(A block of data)

-- begin --

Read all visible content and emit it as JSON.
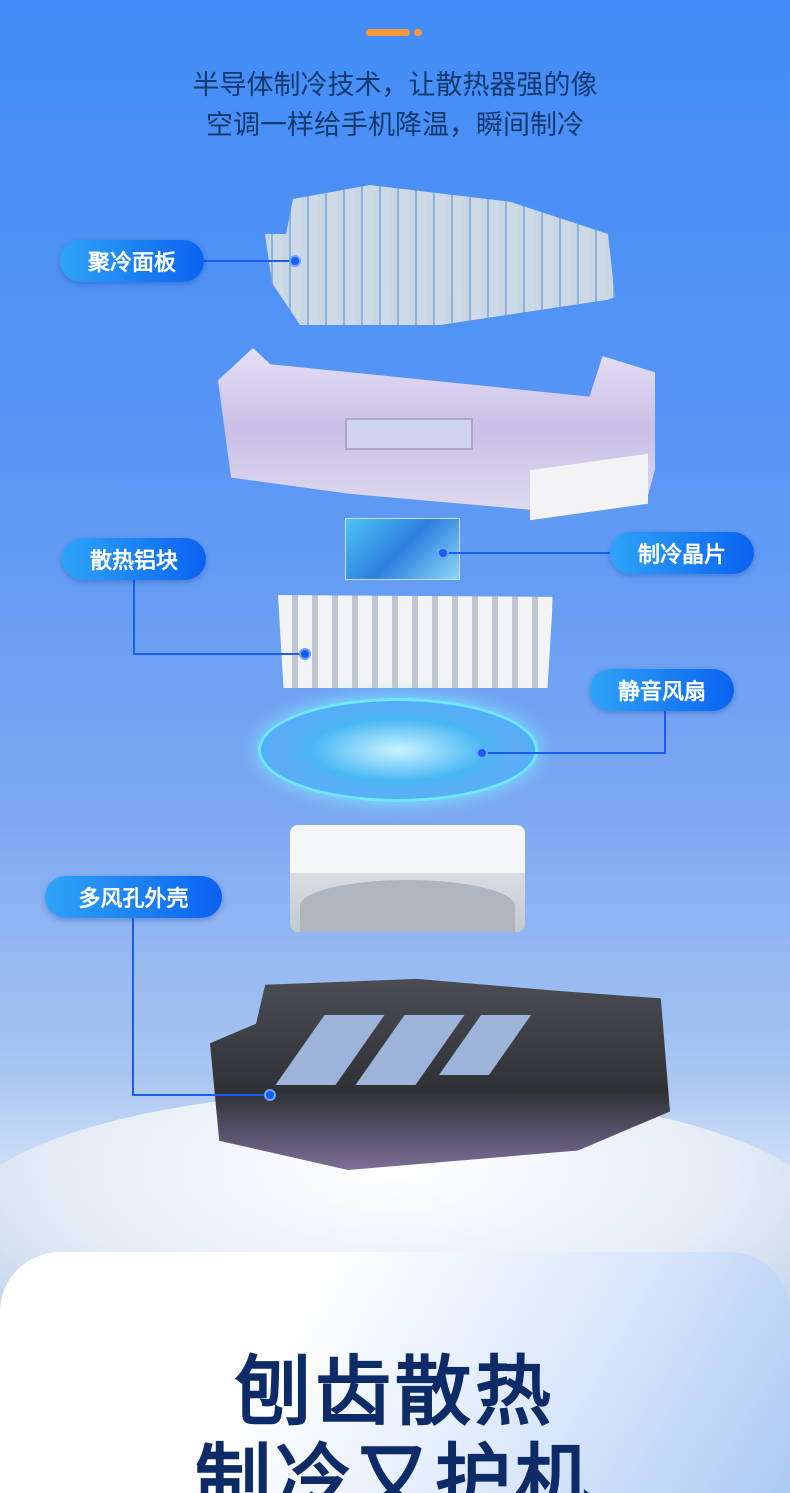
{
  "header": {
    "subtitle_line1": "半导体制冷技术，让散热器强的像",
    "subtitle_line2": "空调一样给手机降温，瞬间制冷"
  },
  "labels": {
    "panel": "聚冷面板",
    "chip": "制冷晶片",
    "heatsink": "散热铝块",
    "fan": "静音风扇",
    "shell": "多风孔外壳"
  },
  "footer": {
    "title_line1": "刨齿散热",
    "title_line2": "制冷又护机"
  },
  "colors": {
    "accent": "#f79a3c",
    "label_start": "#2fa4f7",
    "label_end": "#0a62f0",
    "title": "#0d2b66"
  }
}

-- end --

_STATED TASK_:
Leave out the pictures and copy everything else in the records word for word.

_ANSWER_:
Read all visible content and emit it as JSON.
{
  "header": {
    "subtitle_line1": "半导体制冷技术，让散热器强的像",
    "subtitle_line2": "空调一样给手机降温，瞬间制冷"
  },
  "labels": {
    "panel": "聚冷面板",
    "chip": "制冷晶片",
    "heatsink": "散热铝块",
    "fan": "静音风扇",
    "shell": "多风孔外壳"
  },
  "footer": {
    "title_line1": "刨齿散热",
    "title_line2": "制冷又护机"
  },
  "colors": {
    "accent": "#f79a3c",
    "label_start": "#2fa4f7",
    "label_end": "#0a62f0",
    "title": "#0d2b66"
  }
}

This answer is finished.